Information
┌──

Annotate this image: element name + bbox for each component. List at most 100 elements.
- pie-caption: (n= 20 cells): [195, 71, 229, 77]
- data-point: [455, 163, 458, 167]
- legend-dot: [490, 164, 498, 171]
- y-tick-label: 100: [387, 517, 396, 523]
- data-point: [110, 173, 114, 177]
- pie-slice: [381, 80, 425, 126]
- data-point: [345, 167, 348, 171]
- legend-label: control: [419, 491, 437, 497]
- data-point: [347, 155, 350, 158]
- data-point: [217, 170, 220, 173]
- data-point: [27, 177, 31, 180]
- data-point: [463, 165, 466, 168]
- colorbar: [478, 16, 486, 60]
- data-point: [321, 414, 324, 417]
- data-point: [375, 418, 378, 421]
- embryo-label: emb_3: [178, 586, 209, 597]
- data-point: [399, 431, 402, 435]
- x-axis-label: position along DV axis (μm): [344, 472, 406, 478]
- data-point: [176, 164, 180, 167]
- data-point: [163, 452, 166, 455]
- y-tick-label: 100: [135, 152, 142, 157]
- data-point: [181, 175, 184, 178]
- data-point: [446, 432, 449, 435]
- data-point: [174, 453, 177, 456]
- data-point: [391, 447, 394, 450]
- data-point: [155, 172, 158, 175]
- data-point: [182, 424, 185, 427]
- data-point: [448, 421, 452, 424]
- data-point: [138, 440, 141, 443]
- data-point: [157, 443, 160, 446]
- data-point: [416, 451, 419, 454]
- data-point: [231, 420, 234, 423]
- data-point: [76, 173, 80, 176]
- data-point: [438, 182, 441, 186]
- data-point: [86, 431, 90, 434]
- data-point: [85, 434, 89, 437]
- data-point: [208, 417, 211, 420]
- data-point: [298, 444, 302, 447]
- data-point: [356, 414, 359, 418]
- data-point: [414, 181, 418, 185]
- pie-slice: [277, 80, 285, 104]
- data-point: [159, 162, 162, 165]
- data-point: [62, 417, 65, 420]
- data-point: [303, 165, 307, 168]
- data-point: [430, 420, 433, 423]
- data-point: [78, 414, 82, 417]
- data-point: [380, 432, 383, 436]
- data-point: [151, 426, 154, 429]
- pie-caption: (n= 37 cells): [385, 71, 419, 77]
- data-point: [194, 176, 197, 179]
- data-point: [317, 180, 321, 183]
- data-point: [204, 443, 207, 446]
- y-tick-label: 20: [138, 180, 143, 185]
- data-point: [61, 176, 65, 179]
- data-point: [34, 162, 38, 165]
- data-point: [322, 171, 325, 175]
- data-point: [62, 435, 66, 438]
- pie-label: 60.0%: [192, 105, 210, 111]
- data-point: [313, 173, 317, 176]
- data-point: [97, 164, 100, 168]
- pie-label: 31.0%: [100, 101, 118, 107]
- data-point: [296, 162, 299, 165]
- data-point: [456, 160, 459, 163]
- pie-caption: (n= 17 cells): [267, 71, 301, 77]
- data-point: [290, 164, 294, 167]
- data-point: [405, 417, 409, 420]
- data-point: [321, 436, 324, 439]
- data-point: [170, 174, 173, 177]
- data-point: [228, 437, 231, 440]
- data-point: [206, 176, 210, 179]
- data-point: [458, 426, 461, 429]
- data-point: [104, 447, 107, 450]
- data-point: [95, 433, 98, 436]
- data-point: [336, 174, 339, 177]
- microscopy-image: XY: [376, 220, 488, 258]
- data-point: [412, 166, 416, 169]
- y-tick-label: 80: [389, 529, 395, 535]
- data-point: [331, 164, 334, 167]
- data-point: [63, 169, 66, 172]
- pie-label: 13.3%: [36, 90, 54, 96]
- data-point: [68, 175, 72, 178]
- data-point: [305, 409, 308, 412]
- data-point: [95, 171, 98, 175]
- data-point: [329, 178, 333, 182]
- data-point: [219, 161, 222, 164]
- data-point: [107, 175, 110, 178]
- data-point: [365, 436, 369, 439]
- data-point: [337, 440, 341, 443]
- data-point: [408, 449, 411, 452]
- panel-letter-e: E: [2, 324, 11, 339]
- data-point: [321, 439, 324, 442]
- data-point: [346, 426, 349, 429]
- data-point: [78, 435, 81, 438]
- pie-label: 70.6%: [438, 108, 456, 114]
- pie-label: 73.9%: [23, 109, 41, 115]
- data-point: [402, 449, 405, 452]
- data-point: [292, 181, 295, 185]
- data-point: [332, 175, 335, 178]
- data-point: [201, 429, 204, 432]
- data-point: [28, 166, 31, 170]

└──

About this task
Whenever "cells" occurs in a line above, copy that line.

Solution
- pie-caption: (n= 20 cells): [195, 71, 229, 77]
- pie-caption: (n= 37 cells): [385, 71, 419, 77]
- pie-caption: (n= 17 cells): [267, 71, 301, 77]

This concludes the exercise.